[Task inputs]:
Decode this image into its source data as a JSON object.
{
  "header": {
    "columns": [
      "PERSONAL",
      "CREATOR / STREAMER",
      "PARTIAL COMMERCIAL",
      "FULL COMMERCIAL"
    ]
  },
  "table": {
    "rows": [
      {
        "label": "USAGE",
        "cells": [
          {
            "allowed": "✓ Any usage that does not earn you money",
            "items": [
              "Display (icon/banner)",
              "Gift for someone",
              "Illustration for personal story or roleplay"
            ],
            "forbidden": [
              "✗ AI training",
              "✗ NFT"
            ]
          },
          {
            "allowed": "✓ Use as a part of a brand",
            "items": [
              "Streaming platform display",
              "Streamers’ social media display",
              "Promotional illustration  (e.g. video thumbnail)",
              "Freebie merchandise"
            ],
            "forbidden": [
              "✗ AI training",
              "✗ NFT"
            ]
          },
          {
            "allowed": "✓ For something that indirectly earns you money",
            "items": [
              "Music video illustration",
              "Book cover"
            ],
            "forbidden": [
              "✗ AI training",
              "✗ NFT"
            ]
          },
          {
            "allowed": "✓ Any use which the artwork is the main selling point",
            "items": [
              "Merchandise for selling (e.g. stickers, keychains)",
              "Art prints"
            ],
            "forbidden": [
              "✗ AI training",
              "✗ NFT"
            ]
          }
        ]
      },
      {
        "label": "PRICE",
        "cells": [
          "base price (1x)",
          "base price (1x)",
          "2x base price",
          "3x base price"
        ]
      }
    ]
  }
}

[What needs to be done]:
From the listing above, reproduce all the lines exactly.

[Right answer]:
Decode this image into its source data as a JSON object.
{
  "header": {
    "columns": [
      "PERSONAL",
      "CREATOR / STREAMER",
      "PARTIAL COMMERCIAL",
      "FULL COMMERCIAL"
    ]
  },
  "table": {
    "rows": [
      {
        "label": "USAGE",
        "cells": [
          {
            "allowed": "✓ Any usage that does not earn you money",
            "items": [
              "Display (icon/banner)",
              "Gift for someone",
              "Illustration for personal story or roleplay"
            ],
            "forbidden": [
              "✗ AI training",
              "✗ NFT"
            ]
          },
          {
            "allowed": "✓ Use as a part of a brand",
            "items": [
              "Streaming platform display",
              "Streamers’ social media display",
              "Promotional illustration  (e.g. video thumbnail)",
              "Freebie merchandise"
            ],
            "forbidden": [
              "✗ AI training",
              "✗ NFT"
            ]
          },
          {
            "allowed": "✓ For something that indirectly earns you money",
            "items": [
              "Music video illustration",
              "Book cover"
            ],
            "forbidden": [
              "✗ AI training",
              "✗ NFT"
            ]
          },
          {
            "allowed": "✓ Any use which the artwork is the main selling point",
            "items": [
              "Merchandise for selling (e.g. stickers, keychains)",
              "Art prints"
            ],
            "forbidden": [
              "✗ AI training",
              "✗ NFT"
            ]
          }
        ]
      },
      {
        "label": "PRICE",
        "cells": [
          "base price (1x)",
          "base price (1x)",
          "2x base price",
          "3x base price"
        ]
      }
    ]
  }
}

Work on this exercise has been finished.